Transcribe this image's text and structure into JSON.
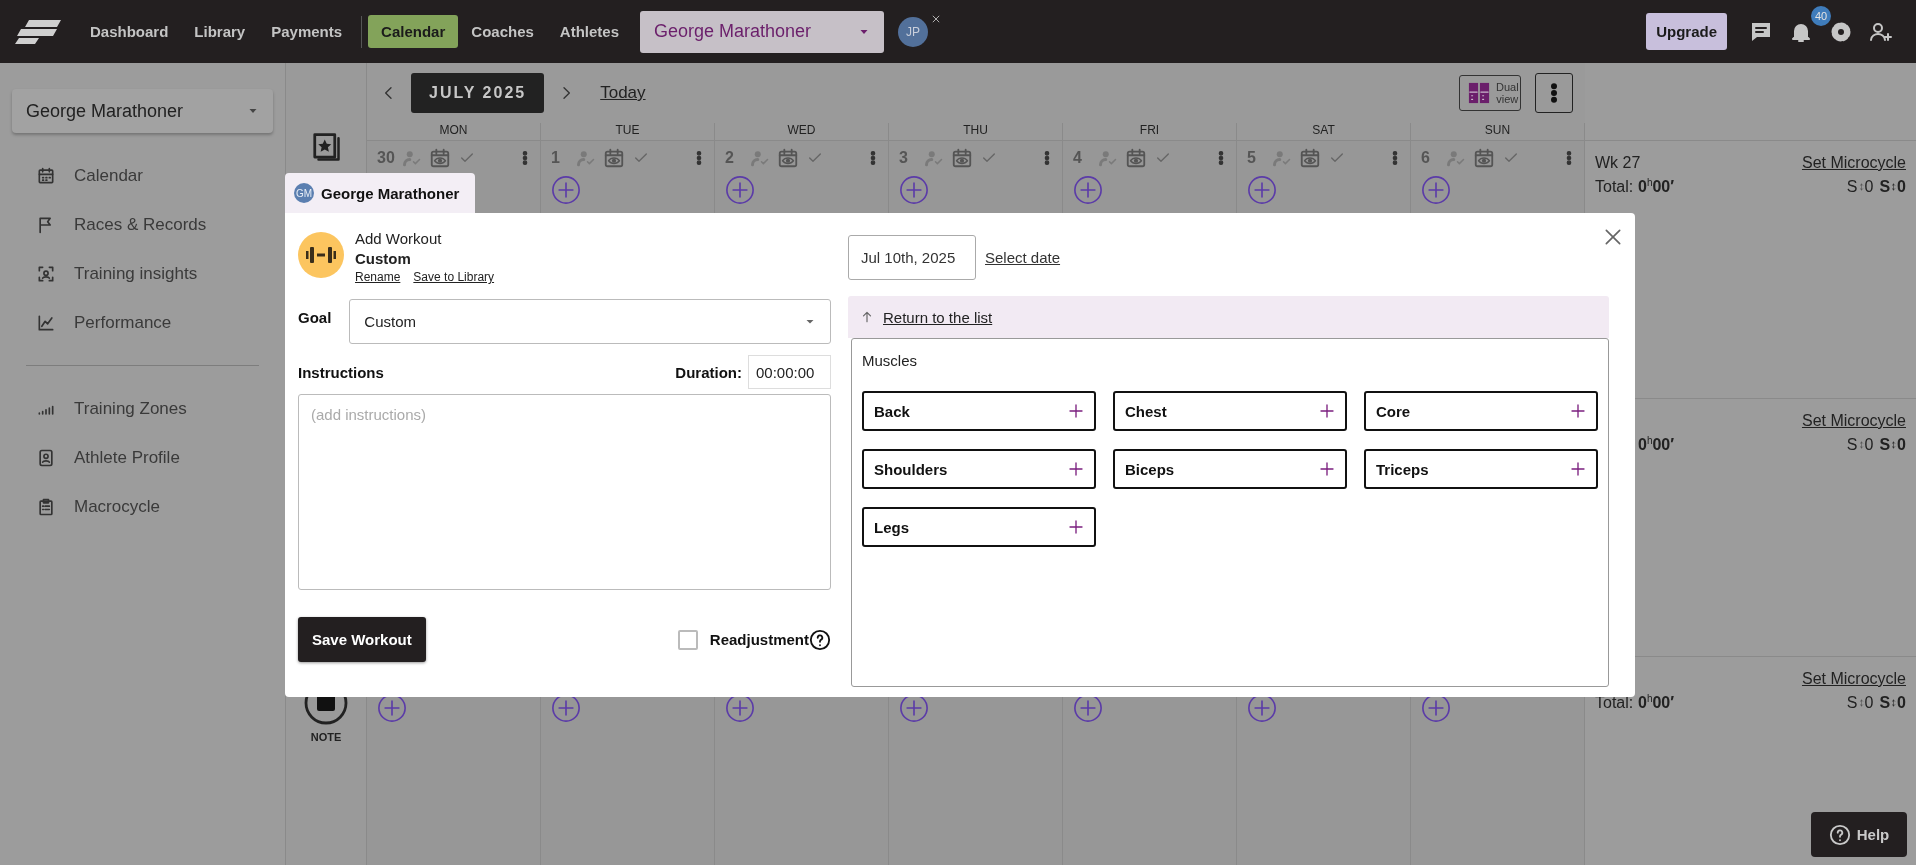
{
  "top_nav": {
    "primary_links": [
      {
        "label": "Dashboard",
        "selected": false
      },
      {
        "label": "Library",
        "selected": false
      },
      {
        "label": "Payments",
        "selected": false
      }
    ],
    "secondary_links": [
      {
        "label": "Calendar",
        "selected": true
      },
      {
        "label": "Coaches",
        "selected": false
      },
      {
        "label": "Athletes",
        "selected": false
      }
    ],
    "athlete_select": {
      "value": "George Marathoner"
    },
    "avatar": {
      "initials": "JP"
    },
    "upgrade_button": "Upgrade",
    "notification_count": "40"
  },
  "sidebar": {
    "athlete_select": {
      "value": "George Marathoner"
    },
    "sections": [
      [
        {
          "label": "Calendar"
        },
        {
          "label": "Races & Records"
        },
        {
          "label": "Training insights"
        },
        {
          "label": "Performance"
        }
      ],
      [
        {
          "label": "Training Zones"
        },
        {
          "label": "Athlete Profile"
        },
        {
          "label": "Macrocycle"
        }
      ]
    ]
  },
  "calendar": {
    "month": "JULY 2025",
    "today_link": "Today",
    "dual_view_button": "Dual view",
    "weekdays": [
      "MON",
      "TUE",
      "WED",
      "THU",
      "FRI",
      "SAT",
      "SUN"
    ]
  },
  "weeks": [
    {
      "day_numbers": [
        "30",
        "1",
        "2",
        "3",
        "4",
        "5",
        "6"
      ],
      "add_buttons": [
        false,
        true,
        true,
        true,
        true,
        true,
        true
      ],
      "week_label": "Wk 27",
      "microcycle_link": "Set Microcycle",
      "total_label": "Total:",
      "total": "0$^{h}$00′",
      "stats": [
        {
          "letter": "S",
          "value": "0",
          "kind": "plain"
        },
        {
          "letter": "S",
          "value": "0",
          "kind": "strong"
        }
      ]
    },
    {
      "microcycle_link": "Set Microcycle",
      "total": "0$^{h}$00′",
      "stats": [
        {
          "letter": "S",
          "value": "0",
          "kind": "plain"
        },
        {
          "letter": "S",
          "value": "0",
          "kind": "strong"
        }
      ]
    },
    {
      "side_label": "NOTE",
      "add_buttons": [
        true,
        true,
        true,
        true,
        true,
        true,
        true
      ],
      "microcycle_link": "Set Microcycle",
      "total_label": "Total:",
      "total": "0$^{h}$00′",
      "stats": [
        {
          "letter": "S",
          "value": "0",
          "kind": "plain"
        },
        {
          "letter": "S",
          "value": "0",
          "kind": "strong"
        }
      ]
    }
  ],
  "modal": {
    "tab": {
      "initials": "GM",
      "name": "George Marathoner"
    },
    "header": {
      "title": "Add Workout",
      "name": "Custom",
      "links": [
        "Rename",
        "Save to Library"
      ]
    },
    "goal": {
      "label": "Goal",
      "value": "Custom"
    },
    "instructions": {
      "label": "Instructions",
      "placeholder": "(add instructions)"
    },
    "duration": {
      "label": "Duration:",
      "value": "00:00:00"
    },
    "save_button": "Save Workout",
    "readjustment": {
      "label": "Readjustment",
      "checked": false
    },
    "date": {
      "value": "Jul 10th, 2025"
    },
    "select_date_link": "Select date",
    "return_link": "Return to the list",
    "muscles": {
      "title": "Muscles",
      "items": [
        "Back",
        "Chest",
        "Core",
        "Shoulders",
        "Biceps",
        "Triceps",
        "Legs"
      ]
    }
  },
  "help_button": "Help"
}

□ □ □

Exercise
Leave the pictures out and reproduce all of the records exactly.

Exercise output
Transcribe this image's text and structure into JSON.
{
  "top_nav": {
    "primary_links": [
      {
        "label": "Dashboard",
        "selected": false
      },
      {
        "label": "Library",
        "selected": false
      },
      {
        "label": "Payments",
        "selected": false
      }
    ],
    "secondary_links": [
      {
        "label": "Calendar",
        "selected": true
      },
      {
        "label": "Coaches",
        "selected": false
      },
      {
        "label": "Athletes",
        "selected": false
      }
    ],
    "athlete_select": {
      "value": "George Marathoner"
    },
    "avatar": {
      "initials": "JP"
    },
    "upgrade_button": "Upgrade",
    "notification_count": "40"
  },
  "sidebar": {
    "athlete_select": {
      "value": "George Marathoner"
    },
    "sections": [
      [
        {
          "label": "Calendar"
        },
        {
          "label": "Races & Records"
        },
        {
          "label": "Training insights"
        },
        {
          "label": "Performance"
        }
      ],
      [
        {
          "label": "Training Zones"
        },
        {
          "label": "Athlete Profile"
        },
        {
          "label": "Macrocycle"
        }
      ]
    ]
  },
  "calendar": {
    "month": "JULY 2025",
    "today_link": "Today",
    "dual_view_button": "Dual view",
    "weekdays": [
      "MON",
      "TUE",
      "WED",
      "THU",
      "FRI",
      "SAT",
      "SUN"
    ]
  },
  "weeks": [
    {
      "day_numbers": [
        "30",
        "1",
        "2",
        "3",
        "4",
        "5",
        "6"
      ],
      "add_buttons": [
        false,
        true,
        true,
        true,
        true,
        true,
        true
      ],
      "week_label": "Wk 27",
      "microcycle_link": "Set Microcycle",
      "total_label": "Total:",
      "total": "0$^{h}$00′",
      "stats": [
        {
          "letter": "S",
          "value": "0",
          "kind": "plain"
        },
        {
          "letter": "S",
          "value": "0",
          "kind": "strong"
        }
      ]
    },
    {
      "microcycle_link": "Set Microcycle",
      "total": "0$^{h}$00′",
      "stats": [
        {
          "letter": "S",
          "value": "0",
          "kind": "plain"
        },
        {
          "letter": "S",
          "value": "0",
          "kind": "strong"
        }
      ]
    },
    {
      "side_label": "NOTE",
      "add_buttons": [
        true,
        true,
        true,
        true,
        true,
        true,
        true
      ],
      "microcycle_link": "Set Microcycle",
      "total_label": "Total:",
      "total": "0$^{h}$00′",
      "stats": [
        {
          "letter": "S",
          "value": "0",
          "kind": "plain"
        },
        {
          "letter": "S",
          "value": "0",
          "kind": "strong"
        }
      ]
    }
  ],
  "modal": {
    "tab": {
      "initials": "GM",
      "name": "George Marathoner"
    },
    "header": {
      "title": "Add Workout",
      "name": "Custom",
      "links": [
        "Rename",
        "Save to Library"
      ]
    },
    "goal": {
      "label": "Goal",
      "value": "Custom"
    },
    "instructions": {
      "label": "Instructions",
      "placeholder": "(add instructions)"
    },
    "duration": {
      "label": "Duration:",
      "value": "00:00:00"
    },
    "save_button": "Save Workout",
    "readjustment": {
      "label": "Readjustment",
      "checked": false
    },
    "date": {
      "value": "Jul 10th, 2025"
    },
    "select_date_link": "Select date",
    "return_link": "Return to the list",
    "muscles": {
      "title": "Muscles",
      "items": [
        "Back",
        "Chest",
        "Core",
        "Shoulders",
        "Biceps",
        "Triceps",
        "Legs"
      ]
    }
  },
  "help_button": "Help"
}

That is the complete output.